Raw records
....
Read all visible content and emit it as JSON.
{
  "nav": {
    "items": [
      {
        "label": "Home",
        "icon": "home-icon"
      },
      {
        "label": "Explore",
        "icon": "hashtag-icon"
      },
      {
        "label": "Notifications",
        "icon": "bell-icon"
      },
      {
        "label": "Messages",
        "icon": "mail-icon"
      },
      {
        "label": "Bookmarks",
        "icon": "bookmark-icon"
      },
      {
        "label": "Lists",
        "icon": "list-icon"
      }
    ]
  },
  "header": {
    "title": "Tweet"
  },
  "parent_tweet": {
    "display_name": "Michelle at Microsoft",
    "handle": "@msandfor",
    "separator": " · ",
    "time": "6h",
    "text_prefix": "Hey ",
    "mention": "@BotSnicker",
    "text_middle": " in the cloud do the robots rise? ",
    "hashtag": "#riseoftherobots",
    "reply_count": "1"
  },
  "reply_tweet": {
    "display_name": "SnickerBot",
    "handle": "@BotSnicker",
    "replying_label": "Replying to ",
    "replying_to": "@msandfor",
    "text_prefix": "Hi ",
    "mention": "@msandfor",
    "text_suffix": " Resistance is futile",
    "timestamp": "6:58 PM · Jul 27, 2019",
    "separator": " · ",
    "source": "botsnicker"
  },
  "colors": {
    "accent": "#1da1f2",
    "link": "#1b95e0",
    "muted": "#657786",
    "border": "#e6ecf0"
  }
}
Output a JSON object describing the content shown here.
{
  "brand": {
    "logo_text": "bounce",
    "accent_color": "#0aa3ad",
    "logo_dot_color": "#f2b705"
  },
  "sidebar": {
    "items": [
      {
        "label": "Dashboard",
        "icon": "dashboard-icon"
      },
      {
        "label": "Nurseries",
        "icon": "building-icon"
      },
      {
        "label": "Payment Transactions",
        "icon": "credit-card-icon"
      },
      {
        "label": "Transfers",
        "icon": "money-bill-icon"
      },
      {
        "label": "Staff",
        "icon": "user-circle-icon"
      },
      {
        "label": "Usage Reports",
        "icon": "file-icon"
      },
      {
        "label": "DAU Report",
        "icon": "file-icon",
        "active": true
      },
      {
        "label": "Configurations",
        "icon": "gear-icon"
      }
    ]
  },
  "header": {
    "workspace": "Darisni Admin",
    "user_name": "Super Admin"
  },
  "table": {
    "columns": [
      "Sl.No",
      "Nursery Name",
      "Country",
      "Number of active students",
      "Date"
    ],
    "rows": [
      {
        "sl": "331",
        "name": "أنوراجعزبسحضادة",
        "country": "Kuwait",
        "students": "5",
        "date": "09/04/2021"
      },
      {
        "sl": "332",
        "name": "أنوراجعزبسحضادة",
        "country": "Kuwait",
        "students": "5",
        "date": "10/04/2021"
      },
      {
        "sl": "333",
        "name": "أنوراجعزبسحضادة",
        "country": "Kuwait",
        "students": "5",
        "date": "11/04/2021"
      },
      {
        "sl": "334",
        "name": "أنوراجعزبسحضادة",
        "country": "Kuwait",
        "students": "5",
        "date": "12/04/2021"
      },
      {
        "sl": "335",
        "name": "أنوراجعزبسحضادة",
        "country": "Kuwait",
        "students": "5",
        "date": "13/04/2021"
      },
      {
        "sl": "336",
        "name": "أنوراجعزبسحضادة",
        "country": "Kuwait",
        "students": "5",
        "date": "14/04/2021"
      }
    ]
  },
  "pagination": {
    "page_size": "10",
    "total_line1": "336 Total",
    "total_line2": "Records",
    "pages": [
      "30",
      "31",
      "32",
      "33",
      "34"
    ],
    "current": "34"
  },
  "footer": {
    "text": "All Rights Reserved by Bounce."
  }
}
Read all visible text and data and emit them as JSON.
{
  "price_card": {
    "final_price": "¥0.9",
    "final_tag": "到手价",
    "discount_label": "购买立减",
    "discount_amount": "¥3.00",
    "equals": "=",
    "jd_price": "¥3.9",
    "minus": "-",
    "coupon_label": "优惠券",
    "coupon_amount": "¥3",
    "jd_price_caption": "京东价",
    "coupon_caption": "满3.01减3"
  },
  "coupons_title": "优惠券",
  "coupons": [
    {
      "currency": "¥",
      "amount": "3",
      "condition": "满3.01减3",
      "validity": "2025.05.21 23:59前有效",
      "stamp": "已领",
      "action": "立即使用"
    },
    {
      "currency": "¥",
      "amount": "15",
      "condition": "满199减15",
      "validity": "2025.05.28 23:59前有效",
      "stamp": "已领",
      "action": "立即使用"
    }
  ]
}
....
* What is being asked: Retype every entry above, word for word.

* Solution:
Read all visible content and emit it as JSON.
{
  "nav": {
    "items": [
      {
        "label": "Home",
        "icon": "home-icon"
      },
      {
        "label": "Explore",
        "icon": "hashtag-icon"
      },
      {
        "label": "Notifications",
        "icon": "bell-icon"
      },
      {
        "label": "Messages",
        "icon": "mail-icon"
      },
      {
        "label": "Bookmarks",
        "icon": "bookmark-icon"
      },
      {
        "label": "Lists",
        "icon": "list-icon"
      }
    ]
  },
  "header": {
    "title": "Tweet"
  },
  "parent_tweet": {
    "display_name": "Michelle at Microsoft",
    "handle": "@msandfor",
    "separator": " · ",
    "time": "6h",
    "text_prefix": "Hey ",
    "mention": "@BotSnicker",
    "text_middle": " in the cloud do the robots rise? ",
    "hashtag": "#riseoftherobots",
    "reply_count": "1"
  },
  "reply_tweet": {
    "display_name": "SnickerBot",
    "handle": "@BotSnicker",
    "replying_label": "Replying to ",
    "replying_to": "@msandfor",
    "text_prefix": "Hi ",
    "mention": "@msandfor",
    "text_suffix": " Resistance is futile",
    "timestamp": "6:58 PM · Jul 27, 2019",
    "separator": " · ",
    "source": "botsnicker"
  },
  "colors": {
    "accent": "#1da1f2",
    "link": "#1b95e0",
    "muted": "#657786",
    "border": "#e6ecf0"
  }
}
Output a JSON object describing the content shown here.
{
  "brand": {
    "logo_text": "bounce",
    "accent_color": "#0aa3ad",
    "logo_dot_color": "#f2b705"
  },
  "sidebar": {
    "items": [
      {
        "label": "Dashboard",
        "icon": "dashboard-icon"
      },
      {
        "label": "Nurseries",
        "icon": "building-icon"
      },
      {
        "label": "Payment Transactions",
        "icon": "credit-card-icon"
      },
      {
        "label": "Transfers",
        "icon": "money-bill-icon"
      },
      {
        "label": "Staff",
        "icon": "user-circle-icon"
      },
      {
        "label": "Usage Reports",
        "icon": "file-icon"
      },
      {
        "label": "DAU Report",
        "icon": "file-icon",
        "active": true
      },
      {
        "label": "Configurations",
        "icon": "gear-icon"
      }
    ]
  },
  "header": {
    "workspace": "Darisni Admin",
    "user_name": "Super Admin"
  },
  "table": {
    "columns": [
      "Sl.No",
      "Nursery Name",
      "Country",
      "Number of active students",
      "Date"
    ],
    "rows": [
      {
        "sl": "331",
        "name": "أنوراجعزبسحضادة",
        "country": "Kuwait",
        "students": "5",
        "date": "09/04/2021"
      },
      {
        "sl": "332",
        "name": "أنوراجعزبسحضادة",
        "country": "Kuwait",
        "students": "5",
        "date": "10/04/2021"
      },
      {
        "sl": "333",
        "name": "أنوراجعزبسحضادة",
        "country": "Kuwait",
        "students": "5",
        "date": "11/04/2021"
      },
      {
        "sl": "334",
        "name": "أنوراجعزبسحضادة",
        "country": "Kuwait",
        "students": "5",
        "date": "12/04/2021"
      },
      {
        "sl": "335",
        "name": "أنوراجعزبسحضادة",
        "country": "Kuwait",
        "students": "5",
        "date": "13/04/2021"
      },
      {
        "sl": "336",
        "name": "أنوراجعزبسحضادة",
        "country": "Kuwait",
        "students": "5",
        "date": "14/04/2021"
      }
    ]
  },
  "pagination": {
    "page_size": "10",
    "total_line1": "336 Total",
    "total_line2": "Records",
    "pages": [
      "30",
      "31",
      "32",
      "33",
      "34"
    ],
    "current": "34"
  },
  "footer": {
    "text": "All Rights Reserved by Bounce."
  }
}
Read all visible text and data and emit them as JSON.
{
  "price_card": {
    "final_price": "¥0.9",
    "final_tag": "到手价",
    "discount_label": "购买立减",
    "discount_amount": "¥3.00",
    "equals": "=",
    "jd_price": "¥3.9",
    "minus": "-",
    "coupon_label": "优惠券",
    "coupon_amount": "¥3",
    "jd_price_caption": "京东价",
    "coupon_caption": "满3.01减3"
  },
  "coupons_title": "优惠券",
  "coupons": [
    {
      "currency": "¥",
      "amount": "3",
      "condition": "满3.01减3",
      "validity": "2025.05.21 23:59前有效",
      "stamp": "已领",
      "action": "立即使用"
    },
    {
      "currency": "¥",
      "amount": "15",
      "condition": "满199减15",
      "validity": "2025.05.28 23:59前有效",
      "stamp": "已领",
      "action": "立即使用"
    }
  ]
}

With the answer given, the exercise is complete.